#### Information given ####

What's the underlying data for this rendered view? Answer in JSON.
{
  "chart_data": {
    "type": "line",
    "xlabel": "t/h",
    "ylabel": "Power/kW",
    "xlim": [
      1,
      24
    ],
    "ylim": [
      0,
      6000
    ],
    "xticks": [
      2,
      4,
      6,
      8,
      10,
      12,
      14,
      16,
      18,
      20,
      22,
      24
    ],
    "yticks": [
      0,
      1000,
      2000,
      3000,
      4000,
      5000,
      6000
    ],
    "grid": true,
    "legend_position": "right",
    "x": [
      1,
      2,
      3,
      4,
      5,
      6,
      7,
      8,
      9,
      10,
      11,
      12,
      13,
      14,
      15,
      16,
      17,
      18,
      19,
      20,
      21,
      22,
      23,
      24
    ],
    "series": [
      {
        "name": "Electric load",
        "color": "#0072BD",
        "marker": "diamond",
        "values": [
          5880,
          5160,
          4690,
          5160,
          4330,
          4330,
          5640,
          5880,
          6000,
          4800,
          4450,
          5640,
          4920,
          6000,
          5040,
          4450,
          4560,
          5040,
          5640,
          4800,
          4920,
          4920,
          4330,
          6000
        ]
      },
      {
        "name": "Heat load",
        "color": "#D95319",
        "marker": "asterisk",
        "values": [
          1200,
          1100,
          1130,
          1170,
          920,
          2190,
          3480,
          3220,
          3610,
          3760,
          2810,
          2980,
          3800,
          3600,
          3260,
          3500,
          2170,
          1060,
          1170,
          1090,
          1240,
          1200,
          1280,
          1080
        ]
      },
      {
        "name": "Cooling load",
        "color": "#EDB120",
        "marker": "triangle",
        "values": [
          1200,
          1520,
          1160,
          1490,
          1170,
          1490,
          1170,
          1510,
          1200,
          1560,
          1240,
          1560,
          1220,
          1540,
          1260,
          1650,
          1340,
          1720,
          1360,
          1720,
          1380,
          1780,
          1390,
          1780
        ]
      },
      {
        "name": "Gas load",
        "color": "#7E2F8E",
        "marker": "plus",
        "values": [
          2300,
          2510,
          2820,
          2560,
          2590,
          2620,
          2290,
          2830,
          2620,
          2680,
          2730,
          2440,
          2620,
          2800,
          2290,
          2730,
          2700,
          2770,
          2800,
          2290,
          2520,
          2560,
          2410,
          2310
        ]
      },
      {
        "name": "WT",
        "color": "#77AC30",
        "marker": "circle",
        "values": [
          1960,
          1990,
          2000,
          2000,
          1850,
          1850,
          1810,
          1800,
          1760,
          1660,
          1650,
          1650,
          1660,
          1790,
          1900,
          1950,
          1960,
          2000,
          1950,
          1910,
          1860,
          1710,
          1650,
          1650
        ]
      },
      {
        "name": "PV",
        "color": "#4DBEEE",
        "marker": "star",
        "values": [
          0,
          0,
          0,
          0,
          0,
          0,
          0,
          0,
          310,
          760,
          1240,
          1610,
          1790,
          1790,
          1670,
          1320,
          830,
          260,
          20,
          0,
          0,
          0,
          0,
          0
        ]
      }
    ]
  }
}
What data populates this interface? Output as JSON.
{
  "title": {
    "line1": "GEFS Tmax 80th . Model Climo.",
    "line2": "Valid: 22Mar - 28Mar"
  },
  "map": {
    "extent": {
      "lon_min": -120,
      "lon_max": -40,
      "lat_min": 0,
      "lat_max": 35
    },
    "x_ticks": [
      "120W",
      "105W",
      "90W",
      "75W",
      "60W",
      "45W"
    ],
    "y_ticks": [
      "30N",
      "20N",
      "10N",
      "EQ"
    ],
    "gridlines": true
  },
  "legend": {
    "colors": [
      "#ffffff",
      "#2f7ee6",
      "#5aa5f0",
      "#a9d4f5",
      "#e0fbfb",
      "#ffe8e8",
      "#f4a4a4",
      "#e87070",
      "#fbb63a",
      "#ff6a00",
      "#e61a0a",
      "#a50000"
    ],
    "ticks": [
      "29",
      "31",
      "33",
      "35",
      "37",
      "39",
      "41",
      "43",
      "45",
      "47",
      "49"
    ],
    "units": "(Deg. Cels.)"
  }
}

####

* [Given task] Type out the material again exactly as presented.

* [Completed exercise]
What's the underlying data for this rendered view? Answer in JSON.
{
  "chart_data": {
    "type": "line",
    "xlabel": "t/h",
    "ylabel": "Power/kW",
    "xlim": [
      1,
      24
    ],
    "ylim": [
      0,
      6000
    ],
    "xticks": [
      2,
      4,
      6,
      8,
      10,
      12,
      14,
      16,
      18,
      20,
      22,
      24
    ],
    "yticks": [
      0,
      1000,
      2000,
      3000,
      4000,
      5000,
      6000
    ],
    "grid": true,
    "legend_position": "right",
    "x": [
      1,
      2,
      3,
      4,
      5,
      6,
      7,
      8,
      9,
      10,
      11,
      12,
      13,
      14,
      15,
      16,
      17,
      18,
      19,
      20,
      21,
      22,
      23,
      24
    ],
    "series": [
      {
        "name": "Electric load",
        "color": "#0072BD",
        "marker": "diamond",
        "values": [
          5880,
          5160,
          4690,
          5160,
          4330,
          4330,
          5640,
          5880,
          6000,
          4800,
          4450,
          5640,
          4920,
          6000,
          5040,
          4450,
          4560,
          5040,
          5640,
          4800,
          4920,
          4920,
          4330,
          6000
        ]
      },
      {
        "name": "Heat load",
        "color": "#D95319",
        "marker": "asterisk",
        "values": [
          1200,
          1100,
          1130,
          1170,
          920,
          2190,
          3480,
          3220,
          3610,
          3760,
          2810,
          2980,
          3800,
          3600,
          3260,
          3500,
          2170,
          1060,
          1170,
          1090,
          1240,
          1200,
          1280,
          1080
        ]
      },
      {
        "name": "Cooling load",
        "color": "#EDB120",
        "marker": "triangle",
        "values": [
          1200,
          1520,
          1160,
          1490,
          1170,
          1490,
          1170,
          1510,
          1200,
          1560,
          1240,
          1560,
          1220,
          1540,
          1260,
          1650,
          1340,
          1720,
          1360,
          1720,
          1380,
          1780,
          1390,
          1780
        ]
      },
      {
        "name": "Gas load",
        "color": "#7E2F8E",
        "marker": "plus",
        "values": [
          2300,
          2510,
          2820,
          2560,
          2590,
          2620,
          2290,
          2830,
          2620,
          2680,
          2730,
          2440,
          2620,
          2800,
          2290,
          2730,
          2700,
          2770,
          2800,
          2290,
          2520,
          2560,
          2410,
          2310
        ]
      },
      {
        "name": "WT",
        "color": "#77AC30",
        "marker": "circle",
        "values": [
          1960,
          1990,
          2000,
          2000,
          1850,
          1850,
          1810,
          1800,
          1760,
          1660,
          1650,
          1650,
          1660,
          1790,
          1900,
          1950,
          1960,
          2000,
          1950,
          1910,
          1860,
          1710,
          1650,
          1650
        ]
      },
      {
        "name": "PV",
        "color": "#4DBEEE",
        "marker": "star",
        "values": [
          0,
          0,
          0,
          0,
          0,
          0,
          0,
          0,
          310,
          760,
          1240,
          1610,
          1790,
          1790,
          1670,
          1320,
          830,
          260,
          20,
          0,
          0,
          0,
          0,
          0
        ]
      }
    ]
  }
}
What data populates this interface? Output as JSON.
{
  "title": {
    "line1": "GEFS Tmax 80th . Model Climo.",
    "line2": "Valid: 22Mar - 28Mar"
  },
  "map": {
    "extent": {
      "lon_min": -120,
      "lon_max": -40,
      "lat_min": 0,
      "lat_max": 35
    },
    "x_ticks": [
      "120W",
      "105W",
      "90W",
      "75W",
      "60W",
      "45W"
    ],
    "y_ticks": [
      "30N",
      "20N",
      "10N",
      "EQ"
    ],
    "gridlines": true
  },
  "legend": {
    "colors": [
      "#ffffff",
      "#2f7ee6",
      "#5aa5f0",
      "#a9d4f5",
      "#e0fbfb",
      "#ffe8e8",
      "#f4a4a4",
      "#e87070",
      "#fbb63a",
      "#ff6a00",
      "#e61a0a",
      "#a50000"
    ],
    "ticks": [
      "29",
      "31",
      "33",
      "35",
      "37",
      "39",
      "41",
      "43",
      "45",
      "47",
      "49"
    ],
    "units": "(Deg. Cels.)"
  }
}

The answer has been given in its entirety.